#### [Task requirements]
Give only the number of lines below that contain the word "SECTION".

* begin Excerpted records *

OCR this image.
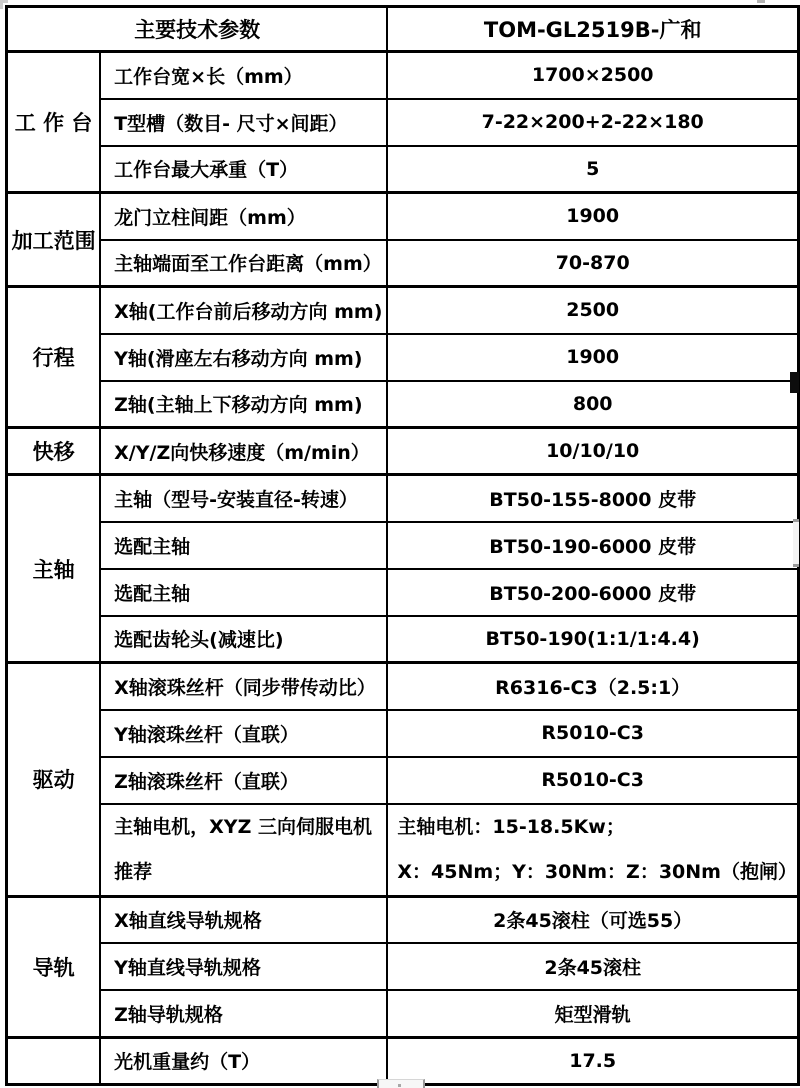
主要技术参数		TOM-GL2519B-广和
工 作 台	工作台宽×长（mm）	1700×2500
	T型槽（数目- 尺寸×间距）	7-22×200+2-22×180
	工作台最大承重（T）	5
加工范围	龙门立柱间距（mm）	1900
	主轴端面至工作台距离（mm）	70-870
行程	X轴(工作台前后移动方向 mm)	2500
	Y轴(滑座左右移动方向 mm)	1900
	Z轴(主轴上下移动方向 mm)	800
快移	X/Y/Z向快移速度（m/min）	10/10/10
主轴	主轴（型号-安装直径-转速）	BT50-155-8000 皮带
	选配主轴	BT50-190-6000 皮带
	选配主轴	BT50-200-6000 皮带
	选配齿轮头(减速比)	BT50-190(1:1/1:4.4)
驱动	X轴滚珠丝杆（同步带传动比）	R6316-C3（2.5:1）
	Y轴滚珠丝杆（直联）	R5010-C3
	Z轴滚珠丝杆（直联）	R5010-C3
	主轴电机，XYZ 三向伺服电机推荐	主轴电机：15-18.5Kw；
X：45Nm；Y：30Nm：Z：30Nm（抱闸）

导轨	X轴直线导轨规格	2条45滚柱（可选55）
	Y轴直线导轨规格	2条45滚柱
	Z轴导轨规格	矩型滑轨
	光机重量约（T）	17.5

* end Excerpted records *
* begin Excerpted records *

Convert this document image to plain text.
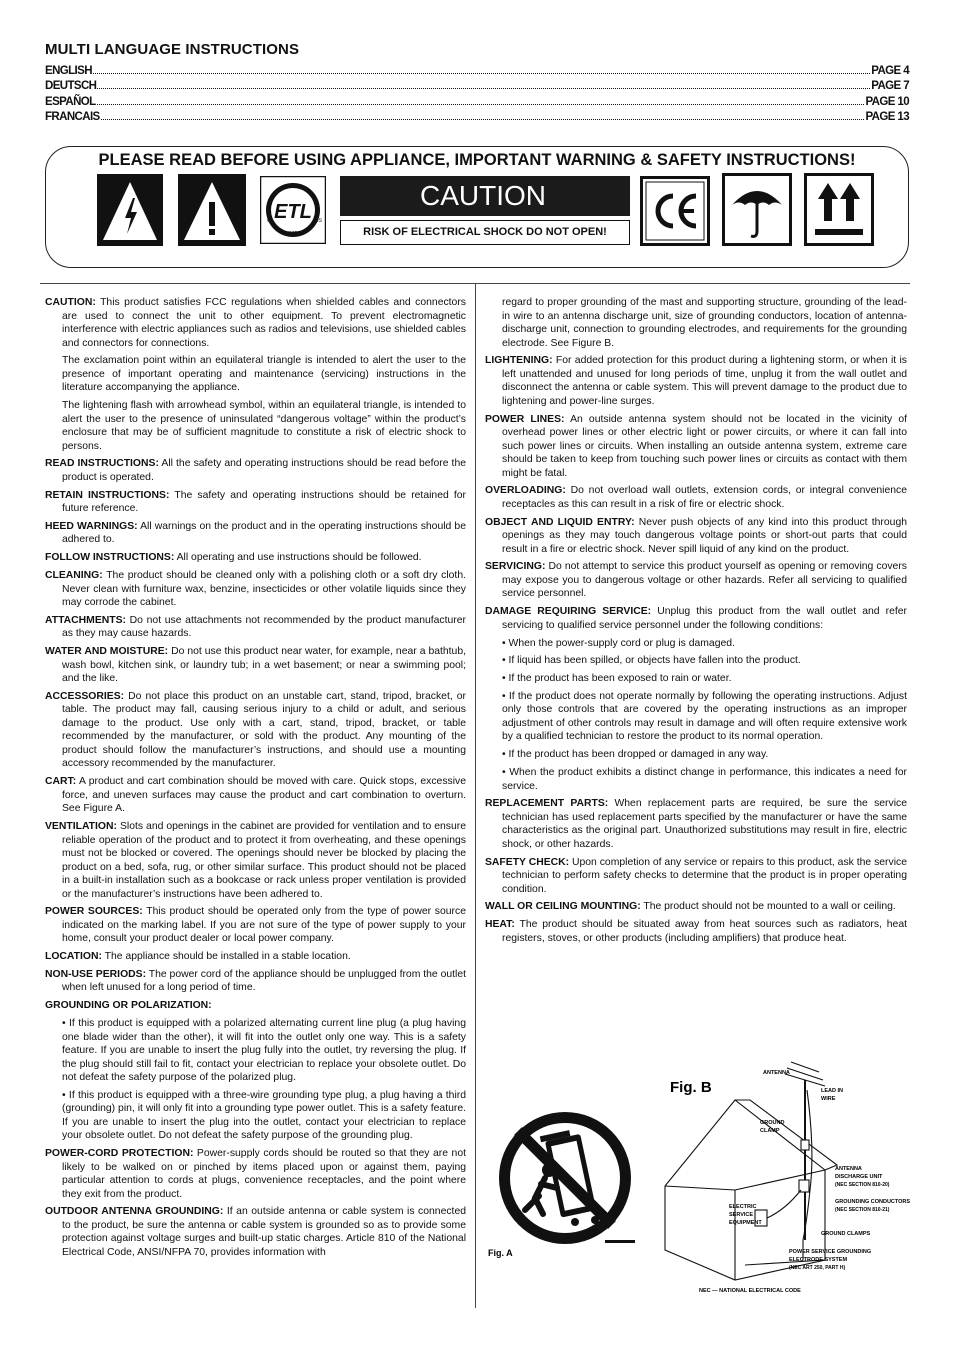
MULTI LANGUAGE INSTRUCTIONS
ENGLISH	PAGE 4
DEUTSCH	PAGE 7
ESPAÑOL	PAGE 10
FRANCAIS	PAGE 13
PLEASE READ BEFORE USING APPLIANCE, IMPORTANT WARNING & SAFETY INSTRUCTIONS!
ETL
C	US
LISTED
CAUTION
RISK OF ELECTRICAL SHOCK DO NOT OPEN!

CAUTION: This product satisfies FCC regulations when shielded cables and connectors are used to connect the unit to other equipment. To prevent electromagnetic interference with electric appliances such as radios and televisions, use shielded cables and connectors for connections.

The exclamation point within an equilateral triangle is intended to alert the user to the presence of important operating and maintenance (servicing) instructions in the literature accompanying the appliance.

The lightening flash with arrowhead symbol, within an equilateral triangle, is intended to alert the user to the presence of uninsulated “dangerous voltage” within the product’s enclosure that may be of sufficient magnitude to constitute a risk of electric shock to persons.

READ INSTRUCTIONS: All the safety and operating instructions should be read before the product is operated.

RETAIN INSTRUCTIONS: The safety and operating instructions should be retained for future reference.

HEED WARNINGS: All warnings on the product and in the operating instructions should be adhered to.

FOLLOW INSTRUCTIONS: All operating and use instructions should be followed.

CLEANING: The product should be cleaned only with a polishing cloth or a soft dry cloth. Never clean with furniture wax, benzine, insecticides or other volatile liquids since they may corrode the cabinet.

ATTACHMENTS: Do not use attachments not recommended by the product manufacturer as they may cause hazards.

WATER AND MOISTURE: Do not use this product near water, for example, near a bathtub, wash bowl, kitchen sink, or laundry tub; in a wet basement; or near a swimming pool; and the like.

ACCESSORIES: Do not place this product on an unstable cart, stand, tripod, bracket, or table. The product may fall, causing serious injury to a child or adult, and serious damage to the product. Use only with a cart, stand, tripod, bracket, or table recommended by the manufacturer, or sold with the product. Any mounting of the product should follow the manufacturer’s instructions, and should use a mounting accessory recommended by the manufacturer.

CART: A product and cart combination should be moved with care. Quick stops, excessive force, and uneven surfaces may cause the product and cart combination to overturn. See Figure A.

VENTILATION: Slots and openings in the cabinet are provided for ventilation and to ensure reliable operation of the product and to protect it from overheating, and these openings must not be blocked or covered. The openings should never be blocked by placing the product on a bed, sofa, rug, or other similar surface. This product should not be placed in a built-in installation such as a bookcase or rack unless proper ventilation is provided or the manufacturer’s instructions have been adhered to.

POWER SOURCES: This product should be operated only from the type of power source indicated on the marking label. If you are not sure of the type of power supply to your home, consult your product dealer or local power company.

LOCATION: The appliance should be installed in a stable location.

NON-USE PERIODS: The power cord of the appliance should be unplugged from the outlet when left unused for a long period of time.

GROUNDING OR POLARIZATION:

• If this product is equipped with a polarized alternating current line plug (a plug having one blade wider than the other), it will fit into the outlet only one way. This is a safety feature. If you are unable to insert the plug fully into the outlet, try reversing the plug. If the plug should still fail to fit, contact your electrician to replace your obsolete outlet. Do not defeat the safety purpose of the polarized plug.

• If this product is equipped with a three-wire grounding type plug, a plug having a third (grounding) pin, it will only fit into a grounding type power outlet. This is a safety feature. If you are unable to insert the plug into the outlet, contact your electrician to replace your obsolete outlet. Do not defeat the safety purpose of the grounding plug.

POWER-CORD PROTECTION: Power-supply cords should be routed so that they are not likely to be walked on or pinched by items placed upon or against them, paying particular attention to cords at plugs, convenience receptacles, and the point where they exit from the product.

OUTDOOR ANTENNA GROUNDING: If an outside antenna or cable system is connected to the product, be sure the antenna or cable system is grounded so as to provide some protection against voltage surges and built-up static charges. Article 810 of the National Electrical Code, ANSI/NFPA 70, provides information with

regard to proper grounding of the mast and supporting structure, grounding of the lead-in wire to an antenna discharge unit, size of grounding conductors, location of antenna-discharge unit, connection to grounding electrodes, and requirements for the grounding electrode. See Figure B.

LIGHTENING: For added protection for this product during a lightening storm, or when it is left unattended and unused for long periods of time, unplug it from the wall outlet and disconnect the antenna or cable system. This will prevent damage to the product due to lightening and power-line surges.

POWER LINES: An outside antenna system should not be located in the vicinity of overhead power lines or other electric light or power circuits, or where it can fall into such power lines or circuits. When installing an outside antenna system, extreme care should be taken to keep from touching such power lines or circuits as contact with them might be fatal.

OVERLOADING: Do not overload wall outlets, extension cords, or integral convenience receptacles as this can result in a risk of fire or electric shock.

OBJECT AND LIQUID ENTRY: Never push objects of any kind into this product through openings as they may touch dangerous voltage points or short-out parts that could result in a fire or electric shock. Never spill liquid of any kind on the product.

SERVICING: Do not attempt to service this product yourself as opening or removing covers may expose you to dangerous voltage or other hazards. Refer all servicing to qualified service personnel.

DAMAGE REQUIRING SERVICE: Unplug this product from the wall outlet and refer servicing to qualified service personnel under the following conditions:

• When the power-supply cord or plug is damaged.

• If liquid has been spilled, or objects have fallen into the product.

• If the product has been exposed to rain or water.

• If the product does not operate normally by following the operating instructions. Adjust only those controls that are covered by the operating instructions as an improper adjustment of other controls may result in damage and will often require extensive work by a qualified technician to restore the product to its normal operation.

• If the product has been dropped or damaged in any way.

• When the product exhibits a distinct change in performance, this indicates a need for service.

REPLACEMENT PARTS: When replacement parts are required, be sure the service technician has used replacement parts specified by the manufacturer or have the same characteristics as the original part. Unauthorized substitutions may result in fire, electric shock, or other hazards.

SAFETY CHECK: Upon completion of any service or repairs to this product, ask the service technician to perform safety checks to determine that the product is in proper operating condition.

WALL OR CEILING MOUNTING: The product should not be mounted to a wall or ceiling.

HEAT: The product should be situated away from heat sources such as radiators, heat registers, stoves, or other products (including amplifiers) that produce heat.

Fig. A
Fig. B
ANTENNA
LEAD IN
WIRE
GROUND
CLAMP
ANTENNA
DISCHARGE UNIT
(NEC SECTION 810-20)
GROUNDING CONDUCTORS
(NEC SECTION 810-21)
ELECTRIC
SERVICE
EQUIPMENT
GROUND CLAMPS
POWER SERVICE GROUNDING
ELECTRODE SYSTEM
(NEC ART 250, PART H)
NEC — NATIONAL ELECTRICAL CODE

* end Excerpted records *
* begin Excerpted records *

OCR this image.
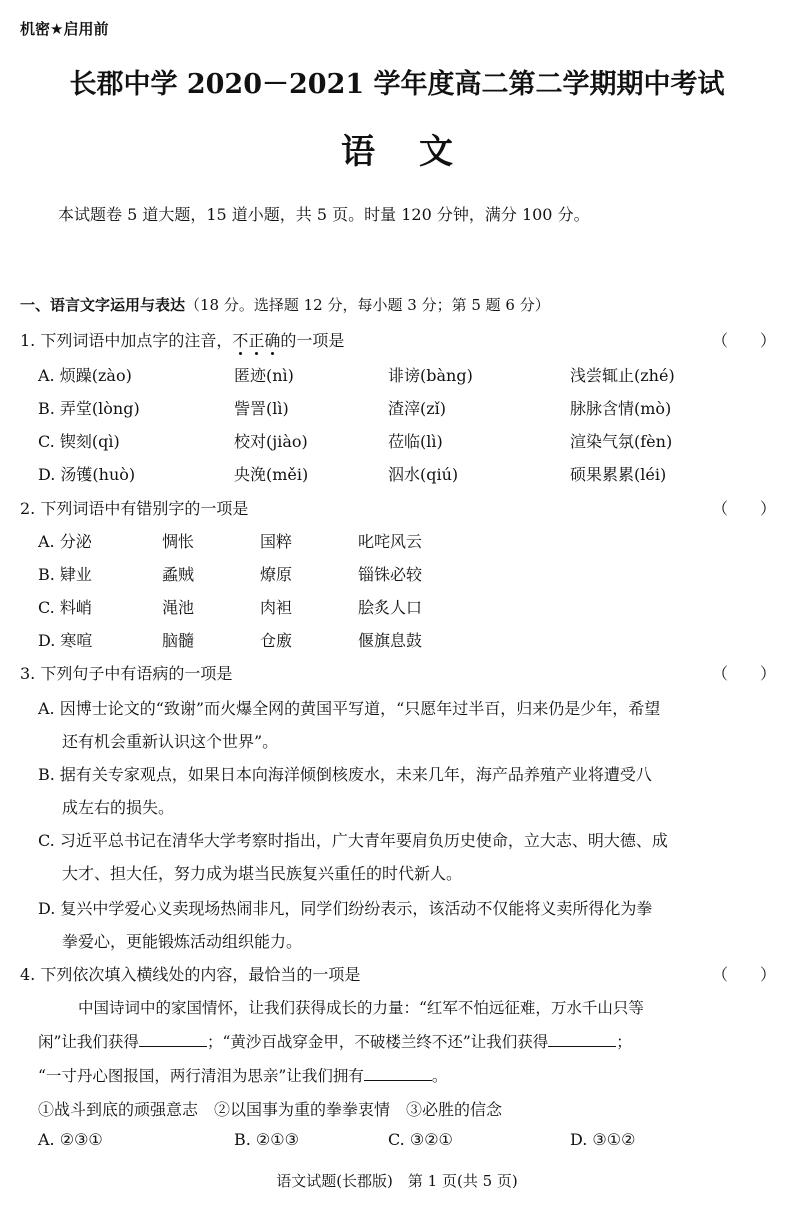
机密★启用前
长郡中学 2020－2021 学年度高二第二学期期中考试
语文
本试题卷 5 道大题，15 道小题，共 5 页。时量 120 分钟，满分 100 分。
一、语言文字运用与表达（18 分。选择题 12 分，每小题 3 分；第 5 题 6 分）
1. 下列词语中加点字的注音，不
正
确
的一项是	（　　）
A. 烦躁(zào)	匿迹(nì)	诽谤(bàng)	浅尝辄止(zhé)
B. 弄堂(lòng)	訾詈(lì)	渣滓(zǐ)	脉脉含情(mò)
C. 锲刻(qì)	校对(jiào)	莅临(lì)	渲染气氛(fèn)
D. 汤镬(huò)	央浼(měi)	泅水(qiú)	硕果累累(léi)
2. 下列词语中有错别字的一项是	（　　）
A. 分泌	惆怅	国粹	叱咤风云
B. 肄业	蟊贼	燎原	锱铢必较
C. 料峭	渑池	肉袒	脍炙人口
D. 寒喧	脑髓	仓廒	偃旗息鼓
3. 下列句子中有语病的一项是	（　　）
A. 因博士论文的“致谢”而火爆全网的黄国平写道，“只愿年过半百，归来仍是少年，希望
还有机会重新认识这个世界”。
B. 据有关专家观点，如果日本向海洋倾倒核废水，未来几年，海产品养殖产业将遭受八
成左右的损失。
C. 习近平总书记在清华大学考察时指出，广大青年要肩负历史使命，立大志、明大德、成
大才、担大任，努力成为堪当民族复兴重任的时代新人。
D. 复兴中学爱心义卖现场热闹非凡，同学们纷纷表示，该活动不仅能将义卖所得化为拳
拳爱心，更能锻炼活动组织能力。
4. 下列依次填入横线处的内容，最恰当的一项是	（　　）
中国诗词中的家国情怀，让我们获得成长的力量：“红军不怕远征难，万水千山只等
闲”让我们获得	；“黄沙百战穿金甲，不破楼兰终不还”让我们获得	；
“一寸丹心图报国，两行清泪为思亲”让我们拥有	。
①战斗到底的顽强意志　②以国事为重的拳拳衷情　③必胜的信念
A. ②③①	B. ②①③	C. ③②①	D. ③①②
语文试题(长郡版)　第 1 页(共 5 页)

* end Excerpted records *

#### [Reply to the task]
2